*Dataset records*:
══════════════════════════════

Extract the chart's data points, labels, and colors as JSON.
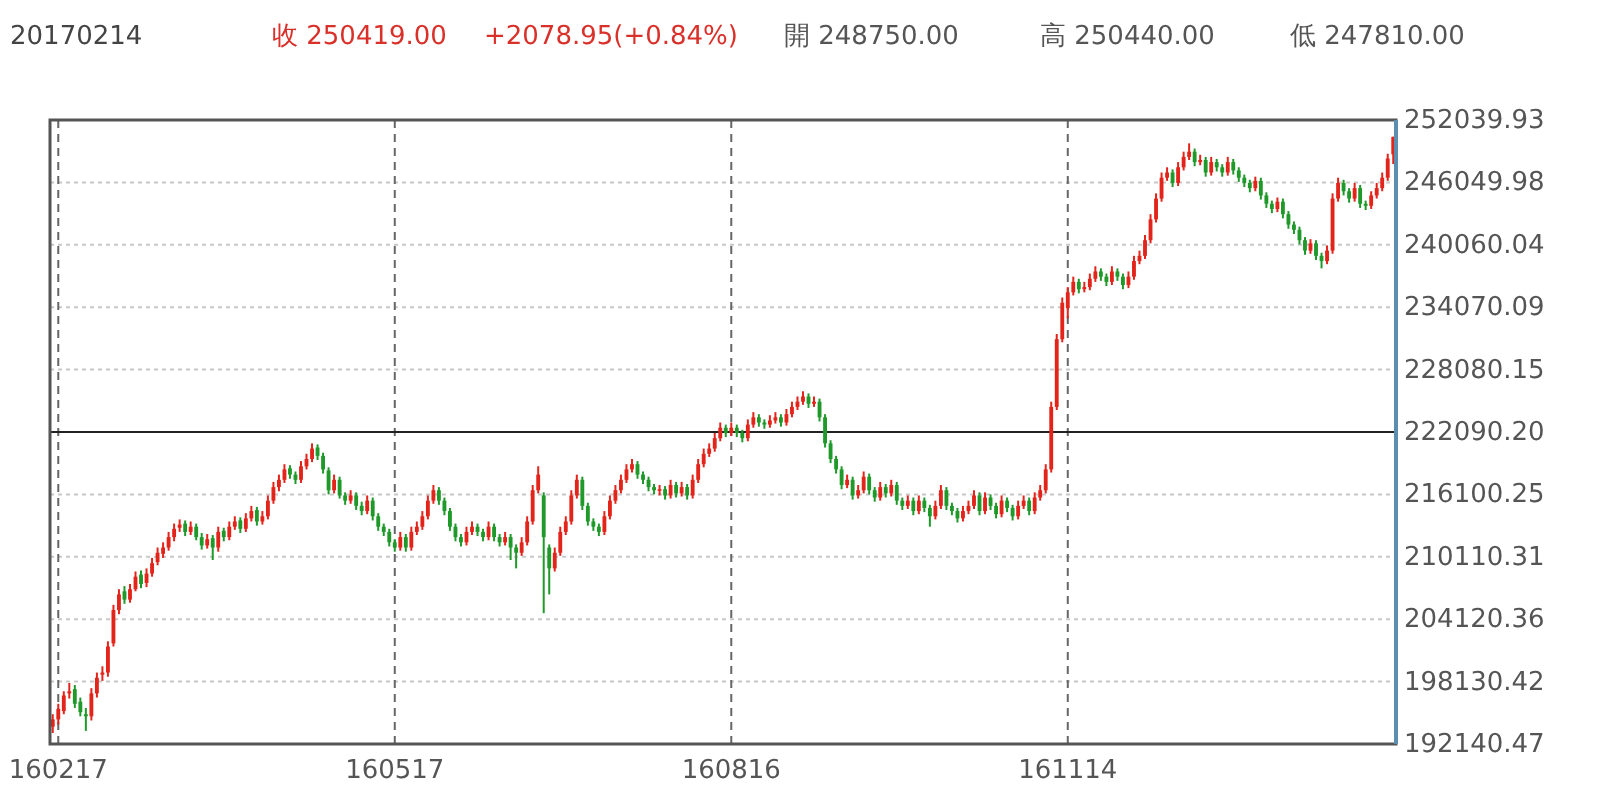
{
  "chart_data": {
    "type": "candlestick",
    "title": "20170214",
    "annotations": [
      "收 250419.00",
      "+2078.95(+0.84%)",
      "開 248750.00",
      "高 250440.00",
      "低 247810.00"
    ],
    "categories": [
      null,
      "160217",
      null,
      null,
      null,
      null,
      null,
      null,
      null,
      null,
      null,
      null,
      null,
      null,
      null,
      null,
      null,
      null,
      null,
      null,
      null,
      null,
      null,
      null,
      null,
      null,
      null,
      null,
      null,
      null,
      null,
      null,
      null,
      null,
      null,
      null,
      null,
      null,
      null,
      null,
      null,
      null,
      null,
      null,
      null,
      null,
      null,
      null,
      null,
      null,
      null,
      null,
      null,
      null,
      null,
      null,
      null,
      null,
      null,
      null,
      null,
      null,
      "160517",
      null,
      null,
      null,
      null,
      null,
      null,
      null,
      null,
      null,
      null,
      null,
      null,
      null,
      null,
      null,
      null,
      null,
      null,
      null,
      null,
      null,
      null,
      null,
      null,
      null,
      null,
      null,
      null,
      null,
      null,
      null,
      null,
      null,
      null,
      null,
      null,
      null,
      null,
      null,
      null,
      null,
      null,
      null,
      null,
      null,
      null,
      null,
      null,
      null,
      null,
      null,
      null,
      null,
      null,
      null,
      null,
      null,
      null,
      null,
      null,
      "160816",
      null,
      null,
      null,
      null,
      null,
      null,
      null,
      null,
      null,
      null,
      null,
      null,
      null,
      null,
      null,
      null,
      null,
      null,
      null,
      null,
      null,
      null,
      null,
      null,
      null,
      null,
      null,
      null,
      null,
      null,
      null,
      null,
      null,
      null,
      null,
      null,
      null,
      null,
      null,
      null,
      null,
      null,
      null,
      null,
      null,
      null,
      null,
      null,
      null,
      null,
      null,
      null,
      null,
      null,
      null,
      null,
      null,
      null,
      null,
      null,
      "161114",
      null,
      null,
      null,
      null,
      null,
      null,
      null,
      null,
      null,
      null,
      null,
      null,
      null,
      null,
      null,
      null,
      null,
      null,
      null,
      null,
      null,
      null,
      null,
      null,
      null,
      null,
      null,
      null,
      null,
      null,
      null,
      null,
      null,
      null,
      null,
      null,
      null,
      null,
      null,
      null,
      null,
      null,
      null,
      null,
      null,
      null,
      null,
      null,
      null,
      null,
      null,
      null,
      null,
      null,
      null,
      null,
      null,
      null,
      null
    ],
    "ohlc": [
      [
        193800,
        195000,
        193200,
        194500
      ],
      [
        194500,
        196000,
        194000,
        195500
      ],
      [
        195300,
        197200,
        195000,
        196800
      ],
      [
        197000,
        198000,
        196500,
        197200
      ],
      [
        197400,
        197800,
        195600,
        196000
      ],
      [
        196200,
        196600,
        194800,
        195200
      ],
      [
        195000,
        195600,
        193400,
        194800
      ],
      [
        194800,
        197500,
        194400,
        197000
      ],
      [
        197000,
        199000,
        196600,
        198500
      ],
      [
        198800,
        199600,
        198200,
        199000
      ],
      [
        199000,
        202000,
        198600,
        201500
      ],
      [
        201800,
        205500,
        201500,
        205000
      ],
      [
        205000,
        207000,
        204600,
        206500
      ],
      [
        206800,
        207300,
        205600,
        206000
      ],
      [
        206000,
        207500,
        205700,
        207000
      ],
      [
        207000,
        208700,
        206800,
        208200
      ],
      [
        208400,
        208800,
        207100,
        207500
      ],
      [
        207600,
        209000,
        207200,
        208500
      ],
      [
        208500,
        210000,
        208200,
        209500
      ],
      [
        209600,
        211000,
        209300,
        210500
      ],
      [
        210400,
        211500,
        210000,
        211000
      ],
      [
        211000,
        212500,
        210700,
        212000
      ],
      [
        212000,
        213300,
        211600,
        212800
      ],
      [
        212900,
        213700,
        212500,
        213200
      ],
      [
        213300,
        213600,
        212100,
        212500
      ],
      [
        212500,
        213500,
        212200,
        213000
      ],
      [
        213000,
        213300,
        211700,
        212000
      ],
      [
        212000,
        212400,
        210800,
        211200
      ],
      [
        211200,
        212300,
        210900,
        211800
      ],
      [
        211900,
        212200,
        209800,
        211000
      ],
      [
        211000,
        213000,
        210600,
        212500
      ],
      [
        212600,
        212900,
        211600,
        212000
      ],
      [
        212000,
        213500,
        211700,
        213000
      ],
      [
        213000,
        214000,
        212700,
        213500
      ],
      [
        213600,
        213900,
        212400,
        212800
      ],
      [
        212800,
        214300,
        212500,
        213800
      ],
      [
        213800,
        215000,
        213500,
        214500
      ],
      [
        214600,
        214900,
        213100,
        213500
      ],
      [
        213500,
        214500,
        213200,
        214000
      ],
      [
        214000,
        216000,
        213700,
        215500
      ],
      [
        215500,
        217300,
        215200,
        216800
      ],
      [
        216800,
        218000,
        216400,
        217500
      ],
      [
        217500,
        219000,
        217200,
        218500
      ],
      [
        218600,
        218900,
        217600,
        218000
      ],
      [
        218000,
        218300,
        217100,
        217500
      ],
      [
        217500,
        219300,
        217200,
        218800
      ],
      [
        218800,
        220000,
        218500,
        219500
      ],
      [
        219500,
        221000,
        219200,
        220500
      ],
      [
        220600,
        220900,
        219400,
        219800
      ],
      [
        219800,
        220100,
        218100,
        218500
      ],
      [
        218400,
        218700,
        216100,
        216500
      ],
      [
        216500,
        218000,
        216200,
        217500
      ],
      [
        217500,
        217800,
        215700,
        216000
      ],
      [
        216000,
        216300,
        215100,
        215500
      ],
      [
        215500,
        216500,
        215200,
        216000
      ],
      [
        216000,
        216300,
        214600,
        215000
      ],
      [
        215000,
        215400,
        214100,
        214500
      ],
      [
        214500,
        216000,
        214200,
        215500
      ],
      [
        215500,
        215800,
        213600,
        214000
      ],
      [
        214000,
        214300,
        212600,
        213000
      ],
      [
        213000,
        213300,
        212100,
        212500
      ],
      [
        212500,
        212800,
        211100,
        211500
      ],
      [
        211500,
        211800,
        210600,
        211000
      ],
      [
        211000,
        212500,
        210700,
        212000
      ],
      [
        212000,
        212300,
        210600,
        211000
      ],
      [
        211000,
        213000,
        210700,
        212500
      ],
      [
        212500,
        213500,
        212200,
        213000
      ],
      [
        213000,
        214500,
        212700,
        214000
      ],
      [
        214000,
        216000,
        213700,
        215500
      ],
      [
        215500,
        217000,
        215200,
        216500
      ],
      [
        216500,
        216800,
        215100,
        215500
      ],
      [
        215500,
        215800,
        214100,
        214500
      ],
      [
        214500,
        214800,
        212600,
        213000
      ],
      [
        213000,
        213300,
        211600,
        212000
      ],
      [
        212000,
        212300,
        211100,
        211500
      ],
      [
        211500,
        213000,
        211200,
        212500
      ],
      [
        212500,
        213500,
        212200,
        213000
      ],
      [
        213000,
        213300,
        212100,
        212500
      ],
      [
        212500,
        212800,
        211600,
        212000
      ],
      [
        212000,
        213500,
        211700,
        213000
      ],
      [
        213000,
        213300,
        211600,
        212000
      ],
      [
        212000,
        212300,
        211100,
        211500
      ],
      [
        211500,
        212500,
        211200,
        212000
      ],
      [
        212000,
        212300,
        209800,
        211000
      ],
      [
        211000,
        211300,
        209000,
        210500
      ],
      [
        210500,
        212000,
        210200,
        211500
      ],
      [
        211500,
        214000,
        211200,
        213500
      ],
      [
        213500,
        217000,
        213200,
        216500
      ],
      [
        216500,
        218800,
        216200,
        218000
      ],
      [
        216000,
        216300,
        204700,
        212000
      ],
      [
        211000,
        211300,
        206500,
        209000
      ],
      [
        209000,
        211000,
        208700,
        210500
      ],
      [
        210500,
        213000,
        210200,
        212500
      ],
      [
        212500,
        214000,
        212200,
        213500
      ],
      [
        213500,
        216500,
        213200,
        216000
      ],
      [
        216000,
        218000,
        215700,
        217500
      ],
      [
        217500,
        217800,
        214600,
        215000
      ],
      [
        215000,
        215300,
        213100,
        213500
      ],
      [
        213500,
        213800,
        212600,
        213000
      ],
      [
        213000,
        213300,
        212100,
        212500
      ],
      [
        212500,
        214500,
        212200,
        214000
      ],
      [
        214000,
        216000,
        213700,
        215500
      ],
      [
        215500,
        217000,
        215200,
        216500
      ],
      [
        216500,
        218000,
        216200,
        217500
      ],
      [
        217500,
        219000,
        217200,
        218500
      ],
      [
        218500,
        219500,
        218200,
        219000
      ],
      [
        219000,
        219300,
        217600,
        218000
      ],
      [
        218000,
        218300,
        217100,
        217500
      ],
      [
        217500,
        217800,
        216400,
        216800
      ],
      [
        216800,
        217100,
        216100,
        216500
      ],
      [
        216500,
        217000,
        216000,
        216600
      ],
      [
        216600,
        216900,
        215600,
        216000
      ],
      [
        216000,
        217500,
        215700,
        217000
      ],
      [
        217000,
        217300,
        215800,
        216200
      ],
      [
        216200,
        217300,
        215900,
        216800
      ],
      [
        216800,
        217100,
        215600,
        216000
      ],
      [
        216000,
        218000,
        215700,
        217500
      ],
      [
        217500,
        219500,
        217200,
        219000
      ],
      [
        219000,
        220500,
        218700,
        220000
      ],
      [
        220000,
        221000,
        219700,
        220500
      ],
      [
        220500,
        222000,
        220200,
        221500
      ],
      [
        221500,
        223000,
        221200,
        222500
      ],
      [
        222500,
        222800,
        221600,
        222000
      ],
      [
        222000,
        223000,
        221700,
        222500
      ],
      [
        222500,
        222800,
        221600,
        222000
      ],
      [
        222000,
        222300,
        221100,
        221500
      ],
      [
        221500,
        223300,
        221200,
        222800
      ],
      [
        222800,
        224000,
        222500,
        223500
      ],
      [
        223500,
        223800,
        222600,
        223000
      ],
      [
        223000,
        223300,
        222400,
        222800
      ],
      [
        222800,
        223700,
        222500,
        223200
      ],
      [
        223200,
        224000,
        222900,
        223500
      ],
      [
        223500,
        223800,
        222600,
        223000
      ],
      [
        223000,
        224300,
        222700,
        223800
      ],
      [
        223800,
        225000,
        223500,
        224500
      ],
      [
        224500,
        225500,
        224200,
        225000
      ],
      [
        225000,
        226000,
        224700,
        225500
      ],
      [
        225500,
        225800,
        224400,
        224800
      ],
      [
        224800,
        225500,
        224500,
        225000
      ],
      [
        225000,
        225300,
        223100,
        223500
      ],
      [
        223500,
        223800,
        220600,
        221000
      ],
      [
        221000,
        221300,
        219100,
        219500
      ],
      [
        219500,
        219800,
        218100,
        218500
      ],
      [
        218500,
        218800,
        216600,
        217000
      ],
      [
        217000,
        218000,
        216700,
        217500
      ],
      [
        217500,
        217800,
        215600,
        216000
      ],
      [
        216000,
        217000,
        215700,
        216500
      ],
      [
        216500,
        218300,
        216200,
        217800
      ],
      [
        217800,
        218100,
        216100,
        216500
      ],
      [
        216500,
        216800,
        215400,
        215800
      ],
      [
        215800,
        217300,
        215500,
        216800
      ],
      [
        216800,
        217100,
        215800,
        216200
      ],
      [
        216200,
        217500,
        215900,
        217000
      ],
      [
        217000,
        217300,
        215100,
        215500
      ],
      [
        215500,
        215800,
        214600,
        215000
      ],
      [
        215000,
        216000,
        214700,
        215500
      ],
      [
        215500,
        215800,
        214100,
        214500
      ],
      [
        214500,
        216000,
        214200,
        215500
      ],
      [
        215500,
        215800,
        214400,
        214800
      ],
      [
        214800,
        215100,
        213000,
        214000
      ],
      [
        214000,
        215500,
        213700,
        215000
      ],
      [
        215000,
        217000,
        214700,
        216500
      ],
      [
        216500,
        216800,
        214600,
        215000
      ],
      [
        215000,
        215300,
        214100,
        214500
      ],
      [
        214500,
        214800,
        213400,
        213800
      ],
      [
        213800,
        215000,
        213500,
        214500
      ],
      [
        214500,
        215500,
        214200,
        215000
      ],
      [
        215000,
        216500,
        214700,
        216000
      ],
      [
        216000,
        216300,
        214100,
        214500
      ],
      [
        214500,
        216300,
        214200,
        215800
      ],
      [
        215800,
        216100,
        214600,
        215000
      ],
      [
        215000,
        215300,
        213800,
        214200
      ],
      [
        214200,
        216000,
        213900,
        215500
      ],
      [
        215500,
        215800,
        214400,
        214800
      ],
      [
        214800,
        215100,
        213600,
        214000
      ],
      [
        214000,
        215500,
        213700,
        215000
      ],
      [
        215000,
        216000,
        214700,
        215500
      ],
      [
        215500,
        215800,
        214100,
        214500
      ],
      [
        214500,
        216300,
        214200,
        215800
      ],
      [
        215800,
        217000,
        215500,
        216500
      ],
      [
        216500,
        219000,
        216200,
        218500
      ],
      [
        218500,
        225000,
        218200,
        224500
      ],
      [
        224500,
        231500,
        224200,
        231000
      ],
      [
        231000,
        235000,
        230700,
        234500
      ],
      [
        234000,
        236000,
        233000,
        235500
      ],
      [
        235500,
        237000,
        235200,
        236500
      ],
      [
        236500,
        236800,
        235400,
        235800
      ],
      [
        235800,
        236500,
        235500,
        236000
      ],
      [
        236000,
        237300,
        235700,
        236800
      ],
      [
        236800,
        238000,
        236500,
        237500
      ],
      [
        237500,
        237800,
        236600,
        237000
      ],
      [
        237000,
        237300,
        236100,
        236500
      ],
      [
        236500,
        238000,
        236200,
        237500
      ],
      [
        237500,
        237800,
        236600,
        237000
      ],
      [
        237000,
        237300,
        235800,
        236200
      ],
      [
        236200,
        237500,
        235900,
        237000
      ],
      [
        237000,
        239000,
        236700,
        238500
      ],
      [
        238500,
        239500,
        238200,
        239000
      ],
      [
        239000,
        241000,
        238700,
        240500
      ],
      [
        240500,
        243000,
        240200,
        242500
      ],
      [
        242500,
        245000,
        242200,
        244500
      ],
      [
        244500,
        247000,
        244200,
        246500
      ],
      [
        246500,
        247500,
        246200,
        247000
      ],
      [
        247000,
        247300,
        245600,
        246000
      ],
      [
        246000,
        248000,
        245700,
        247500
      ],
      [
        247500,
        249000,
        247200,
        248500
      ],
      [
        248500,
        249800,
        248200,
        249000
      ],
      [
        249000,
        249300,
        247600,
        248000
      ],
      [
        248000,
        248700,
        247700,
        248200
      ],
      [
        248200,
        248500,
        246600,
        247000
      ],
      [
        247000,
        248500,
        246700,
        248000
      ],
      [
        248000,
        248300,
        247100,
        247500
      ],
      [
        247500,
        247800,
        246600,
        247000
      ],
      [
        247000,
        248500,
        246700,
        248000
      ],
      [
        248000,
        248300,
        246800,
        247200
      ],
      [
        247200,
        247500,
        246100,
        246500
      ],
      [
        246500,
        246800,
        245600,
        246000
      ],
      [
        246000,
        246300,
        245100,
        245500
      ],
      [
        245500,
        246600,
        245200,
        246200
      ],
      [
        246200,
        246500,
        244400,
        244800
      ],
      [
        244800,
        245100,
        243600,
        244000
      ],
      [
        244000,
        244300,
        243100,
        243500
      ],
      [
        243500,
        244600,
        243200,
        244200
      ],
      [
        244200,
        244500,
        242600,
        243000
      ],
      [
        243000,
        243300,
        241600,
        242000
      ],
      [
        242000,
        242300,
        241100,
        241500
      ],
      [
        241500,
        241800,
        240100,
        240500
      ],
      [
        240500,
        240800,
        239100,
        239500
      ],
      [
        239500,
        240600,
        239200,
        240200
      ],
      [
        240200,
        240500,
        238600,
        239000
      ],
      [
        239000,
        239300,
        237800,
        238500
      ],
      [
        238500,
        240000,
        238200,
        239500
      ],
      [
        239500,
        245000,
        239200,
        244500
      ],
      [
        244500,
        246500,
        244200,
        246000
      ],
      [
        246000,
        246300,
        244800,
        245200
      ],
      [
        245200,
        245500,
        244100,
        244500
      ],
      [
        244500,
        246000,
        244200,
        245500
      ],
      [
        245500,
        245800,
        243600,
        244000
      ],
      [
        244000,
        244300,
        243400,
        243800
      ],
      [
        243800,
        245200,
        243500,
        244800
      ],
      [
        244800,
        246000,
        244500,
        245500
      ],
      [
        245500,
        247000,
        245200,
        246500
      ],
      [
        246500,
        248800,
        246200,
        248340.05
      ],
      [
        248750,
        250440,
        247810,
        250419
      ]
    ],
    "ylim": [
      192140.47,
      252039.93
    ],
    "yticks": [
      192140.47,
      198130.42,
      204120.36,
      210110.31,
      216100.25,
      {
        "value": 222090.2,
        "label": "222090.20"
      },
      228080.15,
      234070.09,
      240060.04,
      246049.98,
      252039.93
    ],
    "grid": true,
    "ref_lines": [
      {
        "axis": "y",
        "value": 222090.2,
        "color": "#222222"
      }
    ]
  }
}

══════════════════════════════

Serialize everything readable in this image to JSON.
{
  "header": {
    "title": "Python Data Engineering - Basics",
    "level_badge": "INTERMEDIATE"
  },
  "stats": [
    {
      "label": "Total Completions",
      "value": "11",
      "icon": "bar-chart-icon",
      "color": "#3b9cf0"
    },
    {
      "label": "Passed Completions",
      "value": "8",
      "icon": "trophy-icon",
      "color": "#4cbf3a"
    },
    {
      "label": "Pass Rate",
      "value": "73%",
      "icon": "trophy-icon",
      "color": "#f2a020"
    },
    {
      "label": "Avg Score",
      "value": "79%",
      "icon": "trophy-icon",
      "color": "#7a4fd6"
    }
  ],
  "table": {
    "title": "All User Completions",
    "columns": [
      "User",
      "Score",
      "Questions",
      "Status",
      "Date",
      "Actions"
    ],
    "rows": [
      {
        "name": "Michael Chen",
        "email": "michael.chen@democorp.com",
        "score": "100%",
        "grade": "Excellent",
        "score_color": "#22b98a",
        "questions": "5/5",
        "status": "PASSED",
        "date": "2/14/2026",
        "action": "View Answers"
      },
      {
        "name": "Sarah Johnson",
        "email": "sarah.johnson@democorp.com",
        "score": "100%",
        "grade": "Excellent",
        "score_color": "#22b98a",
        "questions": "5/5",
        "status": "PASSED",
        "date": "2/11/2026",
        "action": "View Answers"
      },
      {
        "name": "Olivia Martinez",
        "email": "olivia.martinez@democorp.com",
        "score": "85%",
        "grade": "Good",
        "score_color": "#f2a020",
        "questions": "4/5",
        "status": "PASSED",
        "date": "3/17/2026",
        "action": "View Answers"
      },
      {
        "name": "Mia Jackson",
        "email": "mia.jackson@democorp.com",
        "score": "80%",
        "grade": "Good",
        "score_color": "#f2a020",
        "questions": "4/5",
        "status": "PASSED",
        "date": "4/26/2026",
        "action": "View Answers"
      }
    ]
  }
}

══════════════════════════════

*What to do*:
Search the records for the word "name", then list every line that has it.

*Expected answer*:
        "name": "Michael Chen",
        "name": "Sarah Johnson",
        "name": "Olivia Martinez",
        "name": "Mia Jackson",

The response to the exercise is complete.